Required work: Set the listing down again in full, word for word, with the pictures left out.

Stored data entries:

-=-=-

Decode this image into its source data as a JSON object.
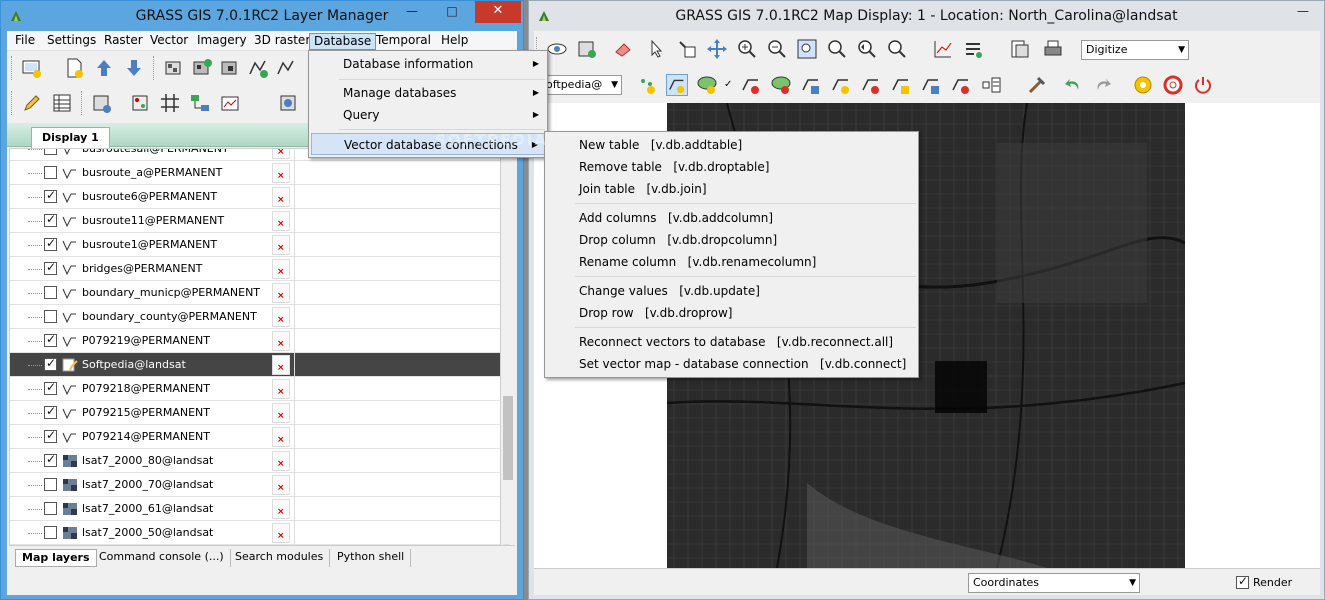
{
  "layer_manager": {
    "title": "GRASS GIS 7.0.1RC2 Layer Manager",
    "menu": [
      "File",
      "Settings",
      "Raster",
      "Vector",
      "Imagery",
      "3D raster",
      "Database",
      "Temporal",
      "Help"
    ],
    "display_tab": "Display 1",
    "layers": [
      {
        "name": "busroutesall@PERMANENT",
        "checked": false,
        "kind": "vector"
      },
      {
        "name": "busroute_a@PERMANENT",
        "checked": false,
        "kind": "vector"
      },
      {
        "name": "busroute6@PERMANENT",
        "checked": true,
        "kind": "vector"
      },
      {
        "name": "busroute11@PERMANENT",
        "checked": true,
        "kind": "vector"
      },
      {
        "name": "busroute1@PERMANENT",
        "checked": true,
        "kind": "vector"
      },
      {
        "name": "bridges@PERMANENT",
        "checked": true,
        "kind": "vector"
      },
      {
        "name": "boundary_municp@PERMANENT",
        "checked": false,
        "kind": "vector"
      },
      {
        "name": "boundary_county@PERMANENT",
        "checked": false,
        "kind": "vector"
      },
      {
        "name": "P079219@PERMANENT",
        "checked": true,
        "kind": "vector"
      },
      {
        "name": "Softpedia@landsat",
        "checked": true,
        "kind": "edit",
        "selected": true
      },
      {
        "name": "P079218@PERMANENT",
        "checked": true,
        "kind": "vector"
      },
      {
        "name": "P079215@PERMANENT",
        "checked": true,
        "kind": "vector"
      },
      {
        "name": "P079214@PERMANENT",
        "checked": true,
        "kind": "vector"
      },
      {
        "name": "lsat7_2000_80@landsat",
        "checked": true,
        "kind": "raster"
      },
      {
        "name": "lsat7_2000_70@landsat",
        "checked": false,
        "kind": "raster"
      },
      {
        "name": "lsat7_2000_61@landsat",
        "checked": false,
        "kind": "raster"
      },
      {
        "name": "lsat7_2000_50@landsat",
        "checked": false,
        "kind": "raster"
      }
    ],
    "bottom_tabs": [
      "Map layers",
      "Command console (...)",
      "Search modules",
      "Python shell"
    ]
  },
  "map_display": {
    "title": "GRASS GIS 7.0.1RC2 Map Display: 1  - Location: North_Carolina@landsat",
    "digitize_combo": "Digitize",
    "layer_combo": "Softpedia@",
    "coordinates_combo": "Coordinates",
    "render_label": "Render",
    "render_checked": true
  },
  "database_menu": {
    "items": [
      {
        "label": "Database information",
        "submenu": true
      },
      {
        "label": "Manage databases",
        "submenu": true
      },
      {
        "label": "Query",
        "submenu": true
      },
      {
        "label": "Vector database connections",
        "submenu": true,
        "highlighted": true
      }
    ]
  },
  "vector_db_submenu": {
    "groups": [
      [
        {
          "label": "New table",
          "cmd": "[v.db.addtable]"
        },
        {
          "label": "Remove table",
          "cmd": "[v.db.droptable]"
        },
        {
          "label": "Join table",
          "cmd": "[v.db.join]"
        }
      ],
      [
        {
          "label": "Add columns",
          "cmd": "[v.db.addcolumn]"
        },
        {
          "label": "Drop column",
          "cmd": "[v.db.dropcolumn]"
        },
        {
          "label": "Rename column",
          "cmd": "[v.db.renamecolumn]"
        }
      ],
      [
        {
          "label": "Change values",
          "cmd": "[v.db.update]"
        },
        {
          "label": "Drop row",
          "cmd": "[v.db.droprow]"
        }
      ],
      [
        {
          "label": "Reconnect vectors to database",
          "cmd": "[v.db.reconnect.all]"
        },
        {
          "label": "Set vector map - database connection",
          "cmd": "[v.db.connect]"
        }
      ]
    ]
  },
  "watermark": "SOFTPEDIA",
  "colors": {
    "accent": "#3b8fd6",
    "close": "#c7392b",
    "menu_highlight": "#d5e5f7",
    "selected_row": "#454545"
  }
}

-=-=-

Correct response:
Decode this image into its source data as a JSON object.
{
  "layer_manager": {
    "title": "GRASS GIS 7.0.1RC2 Layer Manager",
    "menu": [
      "File",
      "Settings",
      "Raster",
      "Vector",
      "Imagery",
      "3D raster",
      "Database",
      "Temporal",
      "Help"
    ],
    "display_tab": "Display 1",
    "layers": [
      {
        "name": "busroutesall@PERMANENT",
        "checked": false,
        "kind": "vector"
      },
      {
        "name": "busroute_a@PERMANENT",
        "checked": false,
        "kind": "vector"
      },
      {
        "name": "busroute6@PERMANENT",
        "checked": true,
        "kind": "vector"
      },
      {
        "name": "busroute11@PERMANENT",
        "checked": true,
        "kind": "vector"
      },
      {
        "name": "busroute1@PERMANENT",
        "checked": true,
        "kind": "vector"
      },
      {
        "name": "bridges@PERMANENT",
        "checked": true,
        "kind": "vector"
      },
      {
        "name": "boundary_municp@PERMANENT",
        "checked": false,
        "kind": "vector"
      },
      {
        "name": "boundary_county@PERMANENT",
        "checked": false,
        "kind": "vector"
      },
      {
        "name": "P079219@PERMANENT",
        "checked": true,
        "kind": "vector"
      },
      {
        "name": "Softpedia@landsat",
        "checked": true,
        "kind": "edit",
        "selected": true
      },
      {
        "name": "P079218@PERMANENT",
        "checked": true,
        "kind": "vector"
      },
      {
        "name": "P079215@PERMANENT",
        "checked": true,
        "kind": "vector"
      },
      {
        "name": "P079214@PERMANENT",
        "checked": true,
        "kind": "vector"
      },
      {
        "name": "lsat7_2000_80@landsat",
        "checked": true,
        "kind": "raster"
      },
      {
        "name": "lsat7_2000_70@landsat",
        "checked": false,
        "kind": "raster"
      },
      {
        "name": "lsat7_2000_61@landsat",
        "checked": false,
        "kind": "raster"
      },
      {
        "name": "lsat7_2000_50@landsat",
        "checked": false,
        "kind": "raster"
      }
    ],
    "bottom_tabs": [
      "Map layers",
      "Command console (...)",
      "Search modules",
      "Python shell"
    ]
  },
  "map_display": {
    "title": "GRASS GIS 7.0.1RC2 Map Display: 1  - Location: North_Carolina@landsat",
    "digitize_combo": "Digitize",
    "layer_combo": "Softpedia@",
    "coordinates_combo": "Coordinates",
    "render_label": "Render",
    "render_checked": true
  },
  "database_menu": {
    "items": [
      {
        "label": "Database information",
        "submenu": true
      },
      {
        "label": "Manage databases",
        "submenu": true
      },
      {
        "label": "Query",
        "submenu": true
      },
      {
        "label": "Vector database connections",
        "submenu": true,
        "highlighted": true
      }
    ]
  },
  "vector_db_submenu": {
    "groups": [
      [
        {
          "label": "New table",
          "cmd": "[v.db.addtable]"
        },
        {
          "label": "Remove table",
          "cmd": "[v.db.droptable]"
        },
        {
          "label": "Join table",
          "cmd": "[v.db.join]"
        }
      ],
      [
        {
          "label": "Add columns",
          "cmd": "[v.db.addcolumn]"
        },
        {
          "label": "Drop column",
          "cmd": "[v.db.dropcolumn]"
        },
        {
          "label": "Rename column",
          "cmd": "[v.db.renamecolumn]"
        }
      ],
      [
        {
          "label": "Change values",
          "cmd": "[v.db.update]"
        },
        {
          "label": "Drop row",
          "cmd": "[v.db.droprow]"
        }
      ],
      [
        {
          "label": "Reconnect vectors to database",
          "cmd": "[v.db.reconnect.all]"
        },
        {
          "label": "Set vector map - database connection",
          "cmd": "[v.db.connect]"
        }
      ]
    ]
  },
  "watermark": "SOFTPEDIA",
  "colors": {
    "accent": "#3b8fd6",
    "close": "#c7392b",
    "menu_highlight": "#d5e5f7",
    "selected_row": "#454545"
  }
}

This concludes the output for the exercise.